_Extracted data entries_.
* * * * * * *

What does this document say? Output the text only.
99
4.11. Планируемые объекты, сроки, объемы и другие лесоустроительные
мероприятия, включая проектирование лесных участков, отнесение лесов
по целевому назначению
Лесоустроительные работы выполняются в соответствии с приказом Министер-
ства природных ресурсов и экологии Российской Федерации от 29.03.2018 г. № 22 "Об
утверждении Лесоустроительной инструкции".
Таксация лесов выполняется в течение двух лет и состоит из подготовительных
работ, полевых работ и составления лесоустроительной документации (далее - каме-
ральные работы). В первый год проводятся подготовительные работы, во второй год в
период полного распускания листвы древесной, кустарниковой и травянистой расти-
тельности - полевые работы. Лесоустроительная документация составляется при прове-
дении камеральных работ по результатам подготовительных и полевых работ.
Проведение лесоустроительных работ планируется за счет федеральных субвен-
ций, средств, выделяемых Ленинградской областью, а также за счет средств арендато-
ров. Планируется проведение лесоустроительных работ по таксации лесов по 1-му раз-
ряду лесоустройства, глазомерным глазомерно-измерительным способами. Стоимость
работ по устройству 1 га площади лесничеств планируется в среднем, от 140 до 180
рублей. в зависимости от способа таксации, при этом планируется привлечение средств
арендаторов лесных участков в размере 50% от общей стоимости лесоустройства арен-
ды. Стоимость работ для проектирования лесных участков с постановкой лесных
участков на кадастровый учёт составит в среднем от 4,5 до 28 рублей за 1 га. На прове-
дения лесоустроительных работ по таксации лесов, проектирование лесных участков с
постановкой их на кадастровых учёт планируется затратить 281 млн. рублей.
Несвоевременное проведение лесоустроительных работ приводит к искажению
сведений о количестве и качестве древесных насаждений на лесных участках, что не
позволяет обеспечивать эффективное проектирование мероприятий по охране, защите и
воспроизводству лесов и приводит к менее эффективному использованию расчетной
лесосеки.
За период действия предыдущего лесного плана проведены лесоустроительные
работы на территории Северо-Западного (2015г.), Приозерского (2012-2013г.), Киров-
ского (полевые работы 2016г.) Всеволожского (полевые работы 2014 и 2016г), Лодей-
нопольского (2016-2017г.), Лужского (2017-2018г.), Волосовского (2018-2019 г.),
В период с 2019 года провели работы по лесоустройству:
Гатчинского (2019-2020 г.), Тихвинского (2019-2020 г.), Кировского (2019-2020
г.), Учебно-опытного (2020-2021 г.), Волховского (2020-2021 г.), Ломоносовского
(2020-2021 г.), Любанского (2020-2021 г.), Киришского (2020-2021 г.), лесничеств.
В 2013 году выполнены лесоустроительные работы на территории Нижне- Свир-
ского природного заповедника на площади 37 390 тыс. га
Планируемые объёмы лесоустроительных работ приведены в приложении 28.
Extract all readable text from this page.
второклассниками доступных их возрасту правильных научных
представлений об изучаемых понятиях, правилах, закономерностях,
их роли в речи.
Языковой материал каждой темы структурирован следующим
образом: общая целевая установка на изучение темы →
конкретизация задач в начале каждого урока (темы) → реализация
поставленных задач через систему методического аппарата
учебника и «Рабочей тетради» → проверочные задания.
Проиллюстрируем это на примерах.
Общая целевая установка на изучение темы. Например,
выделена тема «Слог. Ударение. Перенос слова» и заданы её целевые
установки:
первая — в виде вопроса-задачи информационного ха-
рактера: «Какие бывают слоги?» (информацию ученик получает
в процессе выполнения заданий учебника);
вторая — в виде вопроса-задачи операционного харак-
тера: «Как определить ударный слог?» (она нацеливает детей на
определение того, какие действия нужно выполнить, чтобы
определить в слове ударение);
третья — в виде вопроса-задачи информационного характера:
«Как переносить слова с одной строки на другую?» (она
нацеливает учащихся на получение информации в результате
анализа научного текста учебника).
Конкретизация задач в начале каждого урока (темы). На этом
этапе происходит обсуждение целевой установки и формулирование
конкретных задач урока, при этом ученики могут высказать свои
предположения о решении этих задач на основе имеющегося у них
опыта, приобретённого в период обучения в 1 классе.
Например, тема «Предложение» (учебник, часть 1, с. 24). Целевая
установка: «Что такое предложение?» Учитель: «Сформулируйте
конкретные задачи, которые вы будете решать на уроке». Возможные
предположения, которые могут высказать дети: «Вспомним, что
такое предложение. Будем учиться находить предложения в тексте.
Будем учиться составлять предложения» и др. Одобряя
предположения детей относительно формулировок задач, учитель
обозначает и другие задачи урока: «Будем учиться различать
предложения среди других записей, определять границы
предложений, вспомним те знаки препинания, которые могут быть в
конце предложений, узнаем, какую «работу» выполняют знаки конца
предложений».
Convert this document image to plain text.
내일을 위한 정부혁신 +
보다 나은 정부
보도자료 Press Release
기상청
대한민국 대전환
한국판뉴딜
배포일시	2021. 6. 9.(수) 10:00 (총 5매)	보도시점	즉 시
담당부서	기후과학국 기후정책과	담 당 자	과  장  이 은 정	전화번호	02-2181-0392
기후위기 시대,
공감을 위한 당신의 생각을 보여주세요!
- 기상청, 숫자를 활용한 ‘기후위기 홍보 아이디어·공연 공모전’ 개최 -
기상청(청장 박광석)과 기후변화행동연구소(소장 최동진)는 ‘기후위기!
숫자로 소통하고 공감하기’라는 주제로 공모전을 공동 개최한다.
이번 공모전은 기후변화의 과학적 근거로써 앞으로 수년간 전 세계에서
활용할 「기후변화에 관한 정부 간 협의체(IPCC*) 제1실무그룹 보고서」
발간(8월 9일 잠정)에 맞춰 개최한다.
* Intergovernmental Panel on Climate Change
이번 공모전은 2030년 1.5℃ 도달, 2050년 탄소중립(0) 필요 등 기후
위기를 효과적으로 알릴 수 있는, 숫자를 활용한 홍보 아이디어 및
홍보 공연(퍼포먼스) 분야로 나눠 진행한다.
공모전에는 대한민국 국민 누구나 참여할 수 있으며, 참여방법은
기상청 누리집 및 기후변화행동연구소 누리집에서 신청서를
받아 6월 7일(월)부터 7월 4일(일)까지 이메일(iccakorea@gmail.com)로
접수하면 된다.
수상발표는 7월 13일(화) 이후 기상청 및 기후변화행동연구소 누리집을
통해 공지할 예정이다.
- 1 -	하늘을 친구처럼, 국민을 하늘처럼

* * * * * * *

_Request_. Among the lines of the material, find those that hold the word "среднем" and copy them.

_Correct answer_.
работ по устройству 1 га площади лесничеств планируется в среднем, от 140 до 180
участков на кадастровый учёт составит в среднем от 4,5 до 28 рублей за 1 га. На прове-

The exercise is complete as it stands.